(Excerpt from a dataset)

>> Begin

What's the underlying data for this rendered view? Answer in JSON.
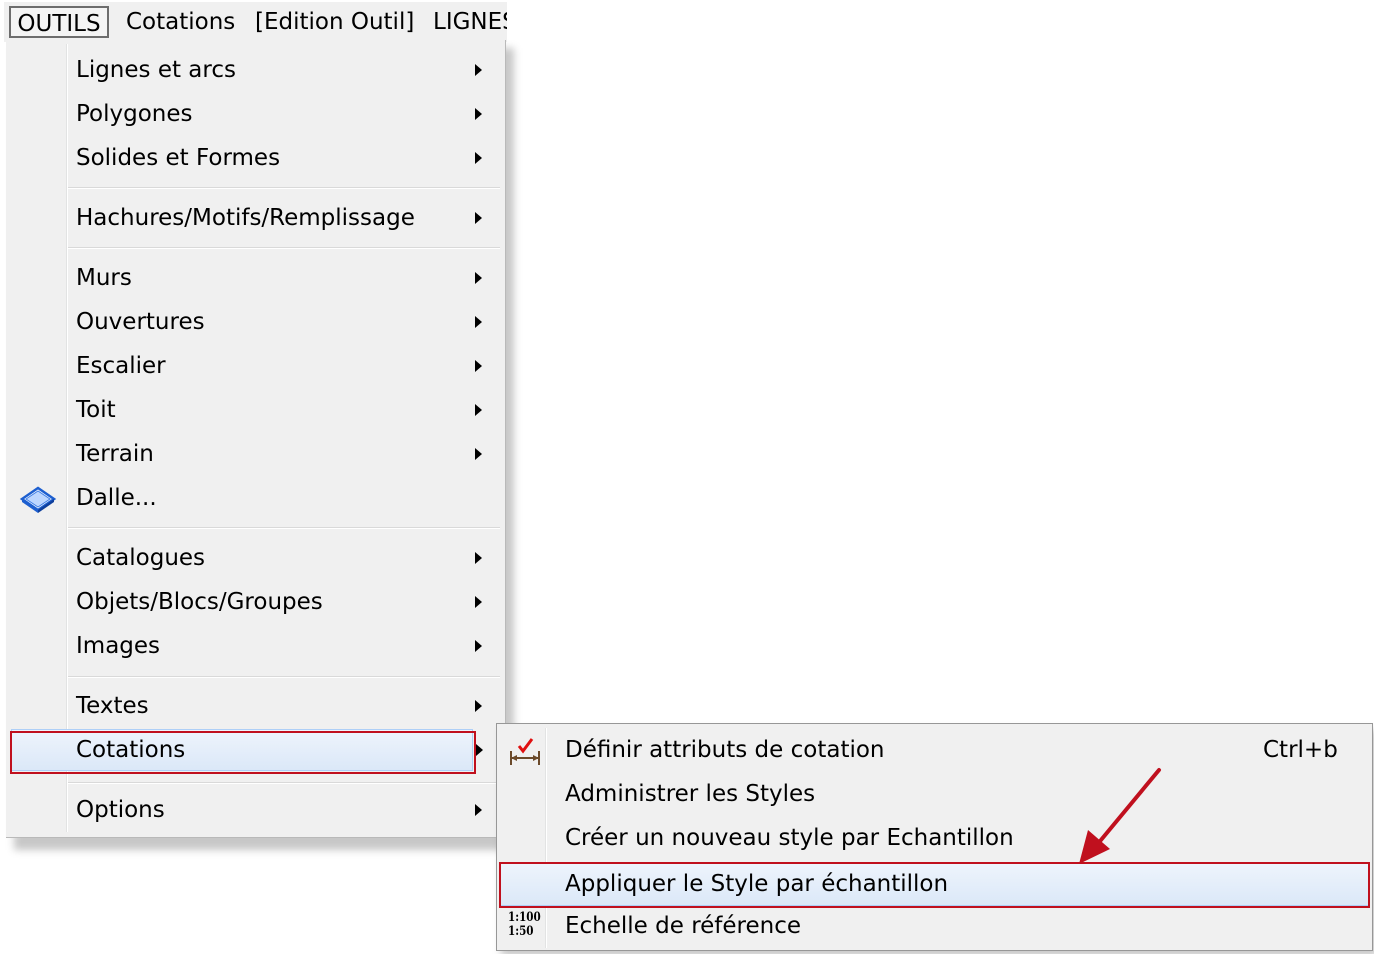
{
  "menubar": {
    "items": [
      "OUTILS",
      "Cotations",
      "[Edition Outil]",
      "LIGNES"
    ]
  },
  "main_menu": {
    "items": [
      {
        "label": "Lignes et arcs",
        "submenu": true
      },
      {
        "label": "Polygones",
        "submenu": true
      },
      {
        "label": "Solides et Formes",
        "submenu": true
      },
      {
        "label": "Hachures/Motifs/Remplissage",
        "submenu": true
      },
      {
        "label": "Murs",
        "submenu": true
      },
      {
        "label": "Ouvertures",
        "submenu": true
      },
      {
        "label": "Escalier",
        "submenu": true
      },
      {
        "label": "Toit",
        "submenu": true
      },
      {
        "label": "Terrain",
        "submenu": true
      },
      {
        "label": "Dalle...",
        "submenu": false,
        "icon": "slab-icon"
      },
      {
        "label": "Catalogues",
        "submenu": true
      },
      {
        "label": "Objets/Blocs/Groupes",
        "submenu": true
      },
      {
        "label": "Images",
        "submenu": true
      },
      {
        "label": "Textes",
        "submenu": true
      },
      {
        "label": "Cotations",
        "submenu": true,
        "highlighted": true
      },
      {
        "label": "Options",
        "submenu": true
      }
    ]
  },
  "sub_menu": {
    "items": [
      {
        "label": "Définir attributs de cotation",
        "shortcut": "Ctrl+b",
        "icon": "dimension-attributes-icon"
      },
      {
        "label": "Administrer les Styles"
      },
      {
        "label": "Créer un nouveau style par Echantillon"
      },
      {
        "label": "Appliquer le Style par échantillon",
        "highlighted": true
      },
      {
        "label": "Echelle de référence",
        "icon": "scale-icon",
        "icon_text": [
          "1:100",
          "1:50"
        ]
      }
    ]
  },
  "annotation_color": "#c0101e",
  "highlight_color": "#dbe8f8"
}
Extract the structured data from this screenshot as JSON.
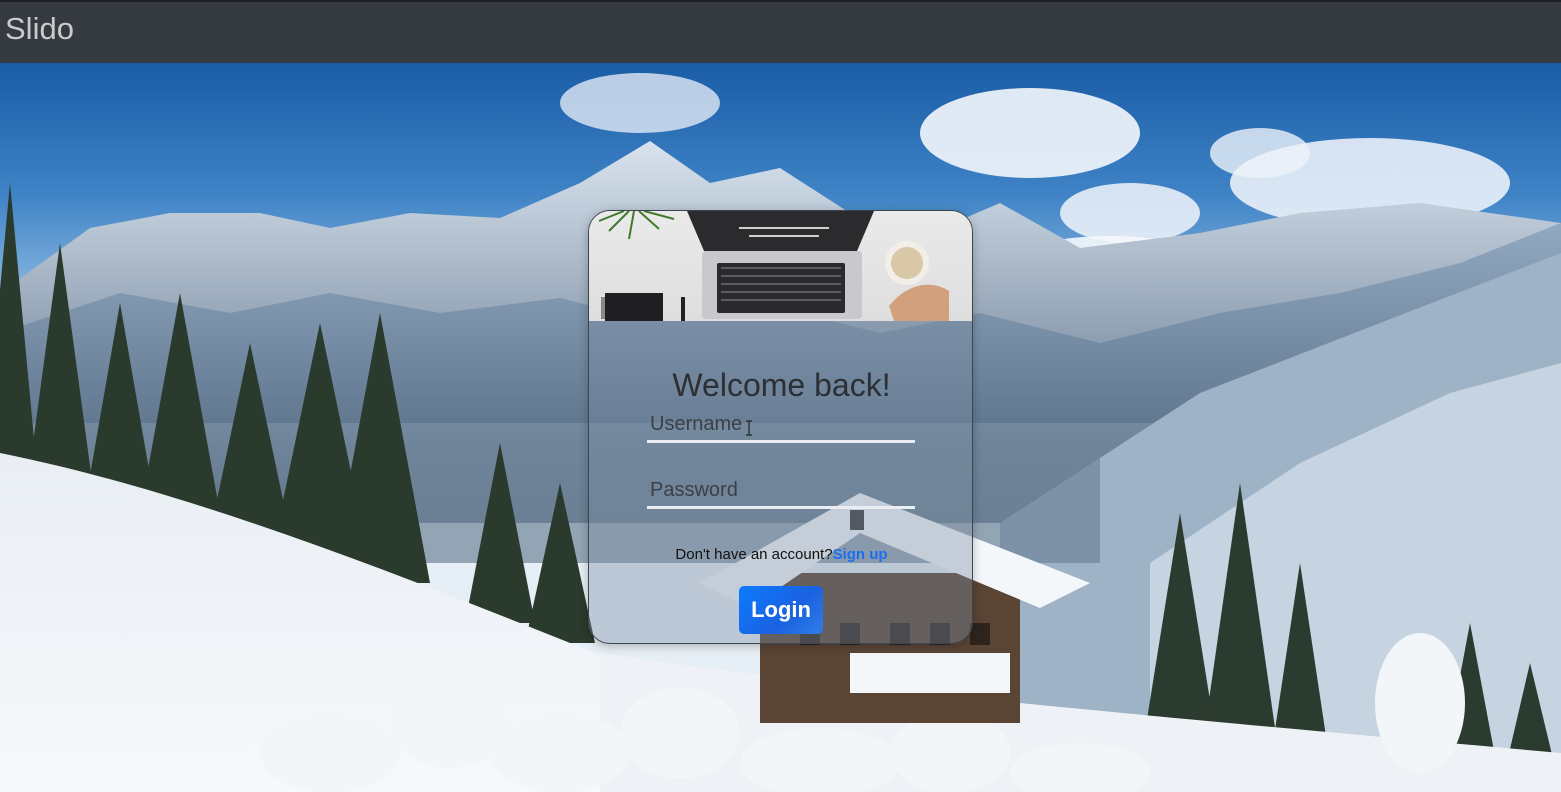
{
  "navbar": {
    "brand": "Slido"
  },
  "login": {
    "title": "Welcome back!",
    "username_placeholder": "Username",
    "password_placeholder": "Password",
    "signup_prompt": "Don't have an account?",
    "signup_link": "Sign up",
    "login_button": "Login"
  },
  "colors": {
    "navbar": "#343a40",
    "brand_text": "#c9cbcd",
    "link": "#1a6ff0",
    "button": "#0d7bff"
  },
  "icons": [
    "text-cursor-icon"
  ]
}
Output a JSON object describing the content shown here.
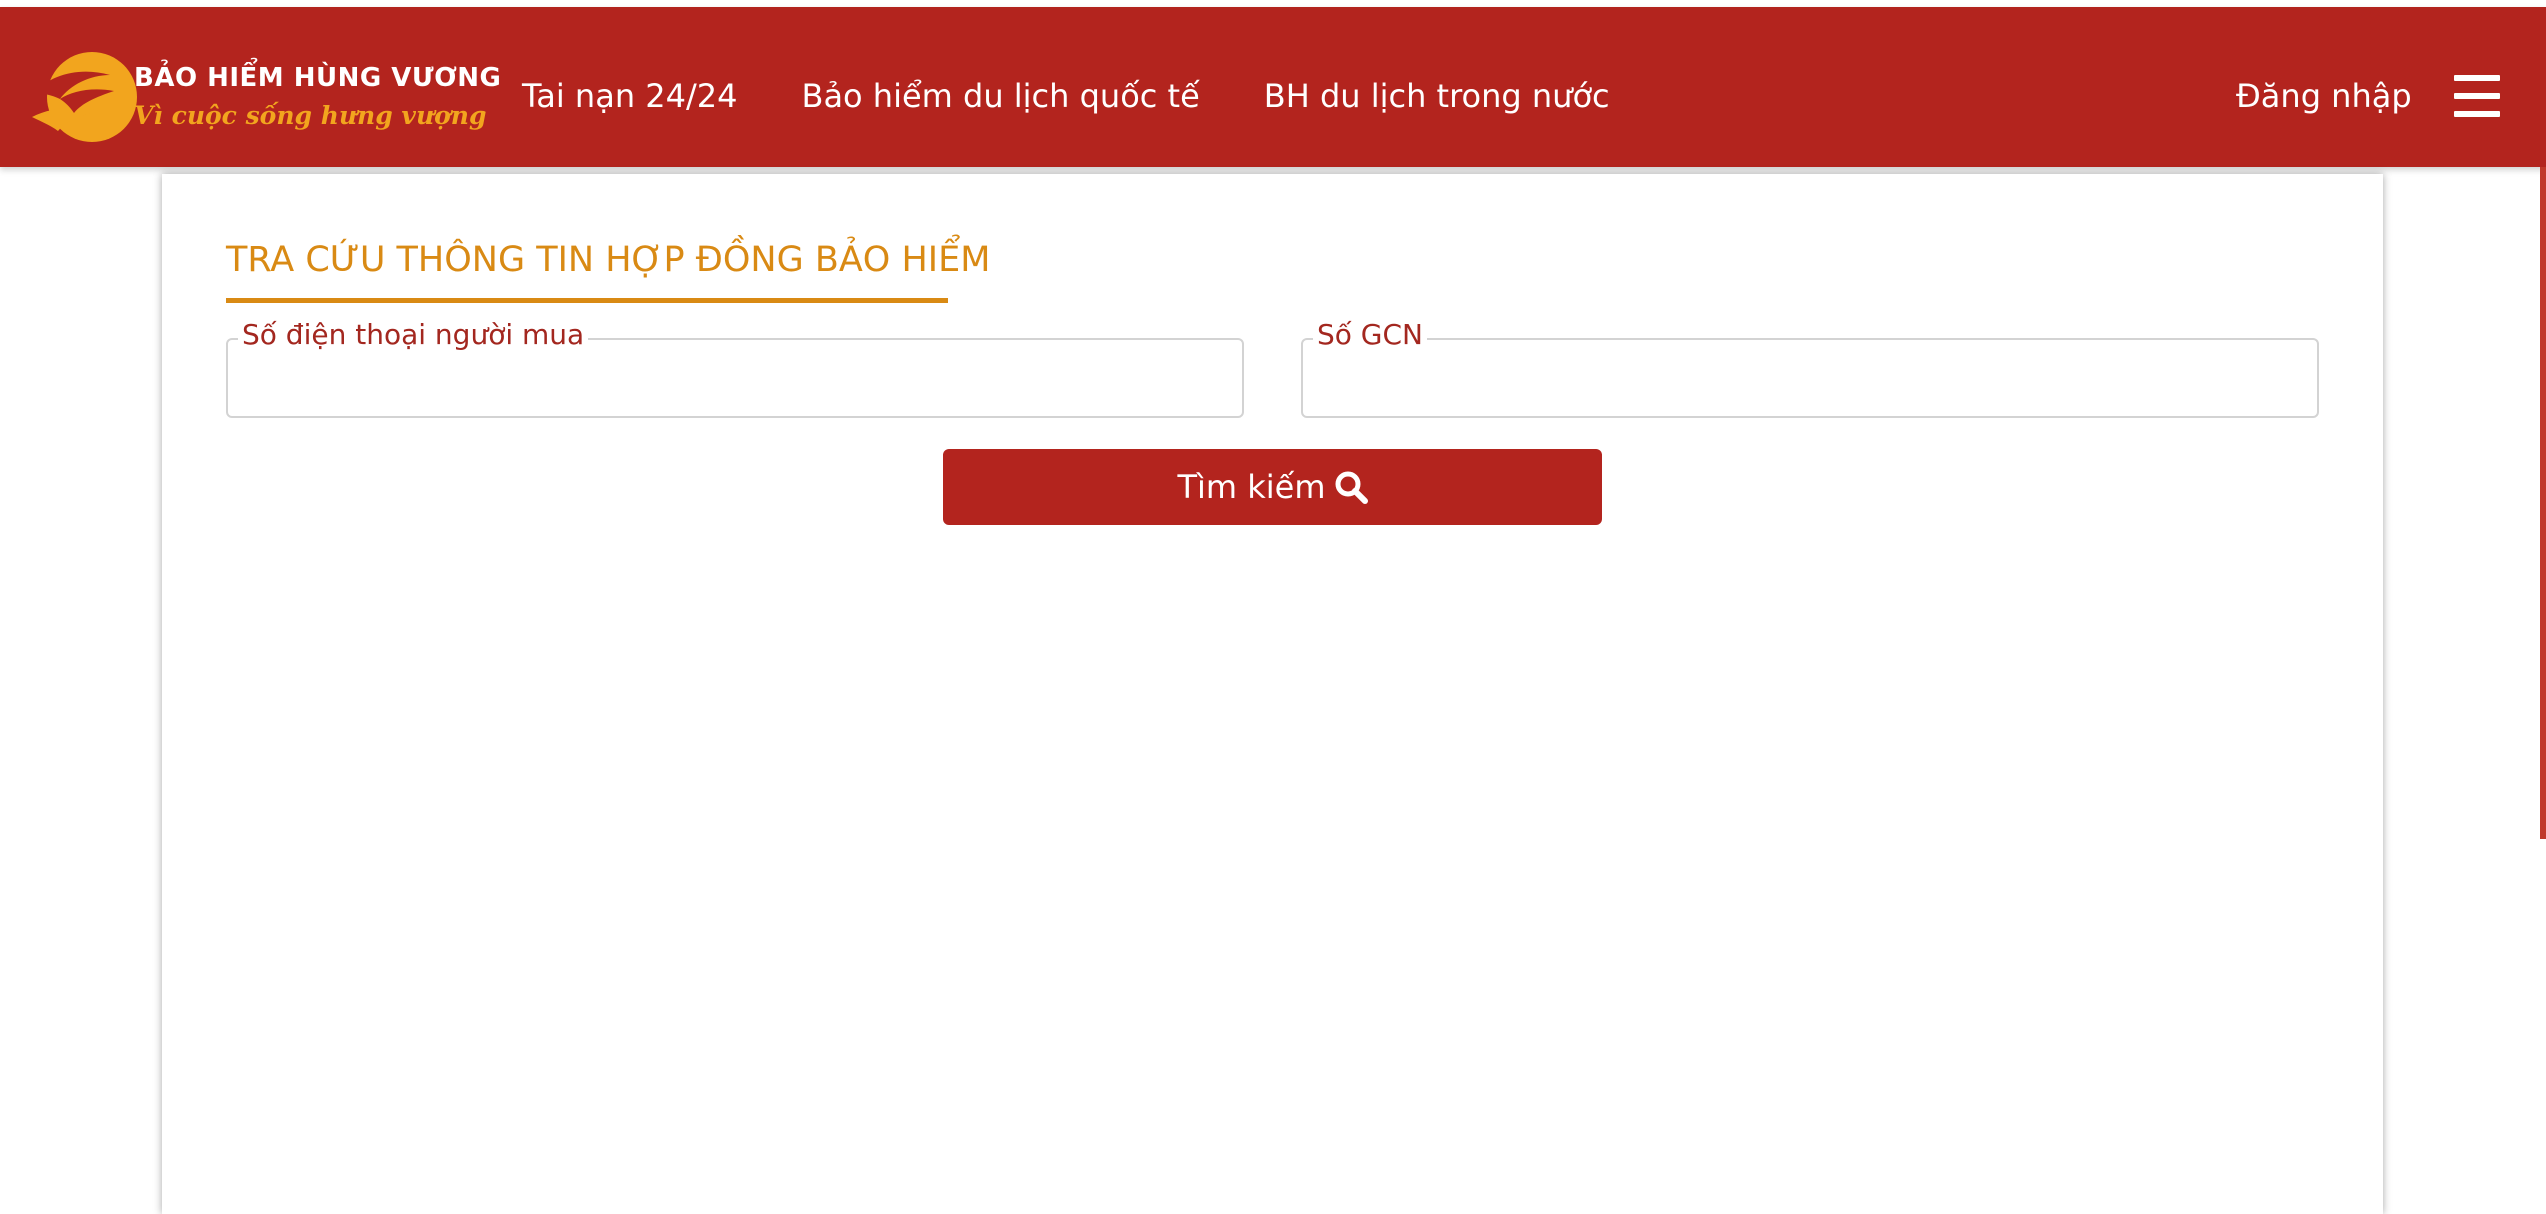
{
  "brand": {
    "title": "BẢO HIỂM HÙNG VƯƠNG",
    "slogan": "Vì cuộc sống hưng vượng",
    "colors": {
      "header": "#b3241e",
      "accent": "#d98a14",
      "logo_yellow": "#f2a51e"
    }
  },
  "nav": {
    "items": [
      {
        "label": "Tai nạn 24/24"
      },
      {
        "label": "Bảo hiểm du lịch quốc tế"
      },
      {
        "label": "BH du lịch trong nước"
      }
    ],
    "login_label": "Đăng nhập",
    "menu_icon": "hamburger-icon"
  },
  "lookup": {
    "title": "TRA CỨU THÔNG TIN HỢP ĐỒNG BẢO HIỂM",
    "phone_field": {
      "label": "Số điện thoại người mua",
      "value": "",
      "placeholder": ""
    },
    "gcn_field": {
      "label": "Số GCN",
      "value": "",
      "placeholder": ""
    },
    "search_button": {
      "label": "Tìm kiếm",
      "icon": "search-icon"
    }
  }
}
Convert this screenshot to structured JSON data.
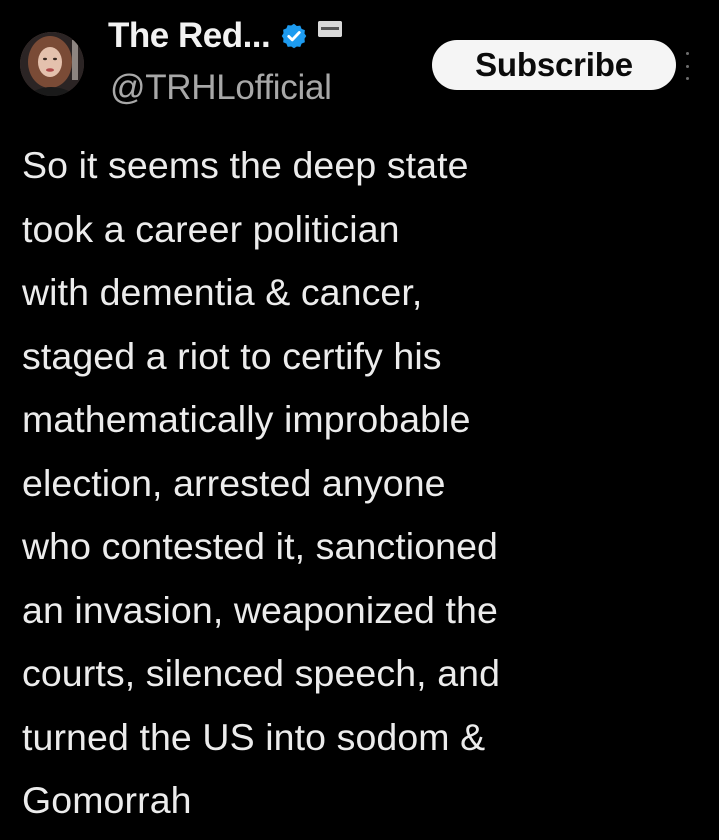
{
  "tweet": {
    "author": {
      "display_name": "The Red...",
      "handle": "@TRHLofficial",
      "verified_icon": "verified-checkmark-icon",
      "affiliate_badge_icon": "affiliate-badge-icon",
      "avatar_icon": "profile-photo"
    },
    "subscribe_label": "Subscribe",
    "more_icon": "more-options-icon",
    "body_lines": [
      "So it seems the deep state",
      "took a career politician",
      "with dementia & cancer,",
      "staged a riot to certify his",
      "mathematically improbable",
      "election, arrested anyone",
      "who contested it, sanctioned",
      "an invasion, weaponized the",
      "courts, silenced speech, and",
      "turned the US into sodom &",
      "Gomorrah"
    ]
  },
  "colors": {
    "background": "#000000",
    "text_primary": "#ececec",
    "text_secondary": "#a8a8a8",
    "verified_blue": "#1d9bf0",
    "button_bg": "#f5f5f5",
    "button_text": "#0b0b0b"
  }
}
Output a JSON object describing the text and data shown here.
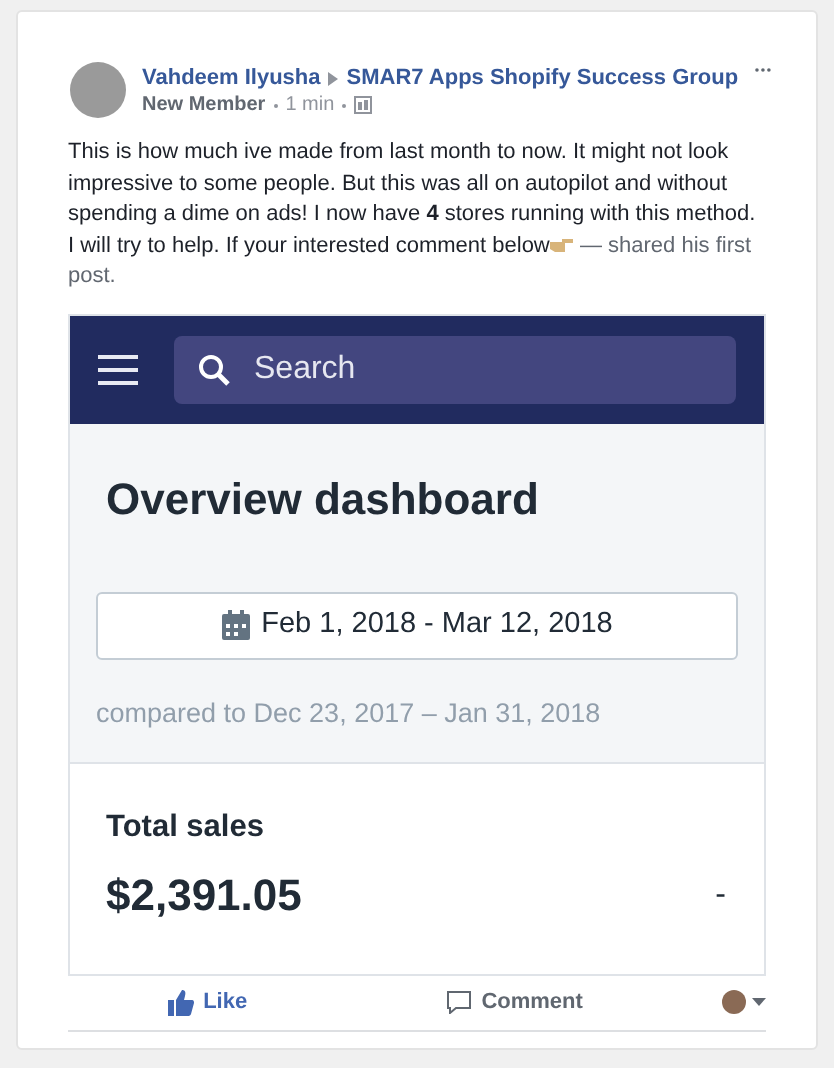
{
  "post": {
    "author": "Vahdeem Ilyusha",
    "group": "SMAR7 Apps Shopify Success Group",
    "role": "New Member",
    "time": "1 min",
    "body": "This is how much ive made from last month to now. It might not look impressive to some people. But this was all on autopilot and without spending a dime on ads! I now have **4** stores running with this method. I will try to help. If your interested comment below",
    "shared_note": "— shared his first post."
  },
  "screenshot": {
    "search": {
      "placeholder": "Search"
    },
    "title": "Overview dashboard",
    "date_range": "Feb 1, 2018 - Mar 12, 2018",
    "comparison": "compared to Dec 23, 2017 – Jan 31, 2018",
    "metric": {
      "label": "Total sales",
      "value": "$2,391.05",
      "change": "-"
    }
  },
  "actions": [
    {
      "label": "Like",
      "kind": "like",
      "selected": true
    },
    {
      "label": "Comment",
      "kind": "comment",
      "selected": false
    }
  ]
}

>> End

*Aim of the exercise*
Copy the records above exactly, leaving out every picture.

*Reply to the exercise*
What's the underlying data for this rendered view? Answer in JSON.
{
  "menubar": {
    "items": [
      "OUTILS",
      "Cotations",
      "[Edition Outil]",
      "LIGNES"
    ]
  },
  "main_menu": {
    "items": [
      {
        "label": "Lignes et arcs",
        "submenu": true
      },
      {
        "label": "Polygones",
        "submenu": true
      },
      {
        "label": "Solides et Formes",
        "submenu": true
      },
      {
        "label": "Hachures/Motifs/Remplissage",
        "submenu": true
      },
      {
        "label": "Murs",
        "submenu": true
      },
      {
        "label": "Ouvertures",
        "submenu": true
      },
      {
        "label": "Escalier",
        "submenu": true
      },
      {
        "label": "Toit",
        "submenu": true
      },
      {
        "label": "Terrain",
        "submenu": true
      },
      {
        "label": "Dalle...",
        "submenu": false,
        "icon": "slab-icon"
      },
      {
        "label": "Catalogues",
        "submenu": true
      },
      {
        "label": "Objets/Blocs/Groupes",
        "submenu": true
      },
      {
        "label": "Images",
        "submenu": true
      },
      {
        "label": "Textes",
        "submenu": true
      },
      {
        "label": "Cotations",
        "submenu": true,
        "highlighted": true
      },
      {
        "label": "Options",
        "submenu": true
      }
    ]
  },
  "sub_menu": {
    "items": [
      {
        "label": "Définir attributs de cotation",
        "shortcut": "Ctrl+b",
        "icon": "dimension-attributes-icon"
      },
      {
        "label": "Administrer les Styles"
      },
      {
        "label": "Créer un nouveau style par Echantillon"
      },
      {
        "label": "Appliquer le Style par échantillon",
        "highlighted": true
      },
      {
        "label": "Echelle de référence",
        "icon": "scale-icon",
        "icon_text": [
          "1:100",
          "1:50"
        ]
      }
    ]
  },
  "annotation_color": "#c0101e",
  "highlight_color": "#dbe8f8"
}
Extract the structured data from this screenshot as JSON.
{
  "navbar": {
    "brand": "Slido"
  },
  "login": {
    "title": "Welcome back!",
    "username_placeholder": "Username",
    "password_placeholder": "Password",
    "signup_prompt": "Don't have an account?",
    "signup_link": "Sign up",
    "login_button": "Login"
  },
  "colors": {
    "navbar": "#343a40",
    "brand_text": "#c9cbcd",
    "link": "#1a6ff0",
    "button": "#0d7bff"
  },
  "icons": [
    "text-cursor-icon"
  ]
}
Output a JSON object describing the content shown here.
{
  "brand": {
    "title": "BẢO HIỂM HÙNG VƯƠNG",
    "slogan": "Vì cuộc sống hưng vượng",
    "colors": {
      "header": "#b3241e",
      "accent": "#d98a14",
      "logo_yellow": "#f2a51e"
    }
  },
  "nav": {
    "items": [
      {
        "label": "Tai nạn 24/24"
      },
      {
        "label": "Bảo hiểm du lịch quốc tế"
      },
      {
        "label": "BH du lịch trong nước"
      }
    ],
    "login_label": "Đăng nhập",
    "menu_icon": "hamburger-icon"
  },
  "lookup": {
    "title": "TRA CỨU THÔNG TIN HỢP ĐỒNG BẢO HIỂM",
    "phone_field": {
      "label": "Số điện thoại người mua",
      "value": "",
      "placeholder": ""
    },
    "gcn_field": {
      "label": "Số GCN",
      "value": "",
      "placeholder": ""
    },
    "search_button": {
      "label": "Tìm kiếm",
      "icon": "search-icon"
    }
  }
}
Convert this screenshot to structured JSON data.
{
  "tweet": {
    "author": {
      "display_name": "The Red...",
      "handle": "@TRHLofficial",
      "verified_icon": "verified-checkmark-icon",
      "affiliate_badge_icon": "affiliate-badge-icon",
      "avatar_icon": "profile-photo"
    },
    "subscribe_label": "Subscribe",
    "more_icon": "more-options-icon",
    "body_lines": [
      "So it seems the deep state",
      "took a career politician",
      "with dementia & cancer,",
      "staged a riot to certify his",
      "mathematically improbable",
      "election, arrested anyone",
      "who contested it, sanctioned",
      "an invasion, weaponized the",
      "courts, silenced speech, and",
      "turned the US into sodom &",
      "Gomorrah"
    ]
  },
  "colors": {
    "background": "#000000",
    "text_primary": "#ececec",
    "text_secondary": "#a8a8a8",
    "verified_blue": "#1d9bf0",
    "button_bg": "#f5f5f5",
    "button_text": "#0b0b0b"
  }
}
Output a JSON object describing the text and data shown here.
{
  "post": {
    "author": "Vahdeem Ilyusha",
    "group": "SMAR7 Apps Shopify Success Group",
    "role": "New Member",
    "time": "1 min",
    "body": "This is how much ive made from last month to now. It might not look impressive to some people. But this was all on autopilot and without spending a dime on ads! I now have **4** stores running with this method. I will try to help. If your interested comment below",
    "shared_note": "— shared his first post."
  },
  "screenshot": {
    "search": {
      "placeholder": "Search"
    },
    "title": "Overview dashboard",
    "date_range": "Feb 1, 2018 - Mar 12, 2018",
    "comparison": "compared to Dec 23, 2017 – Jan 31, 2018",
    "metric": {
      "label": "Total sales",
      "value": "$2,391.05",
      "change": "-"
    }
  },
  "actions": [
    {
      "label": "Like",
      "kind": "like",
      "selected": true
    },
    {
      "label": "Comment",
      "kind": "comment",
      "selected": false
    }
  ]
}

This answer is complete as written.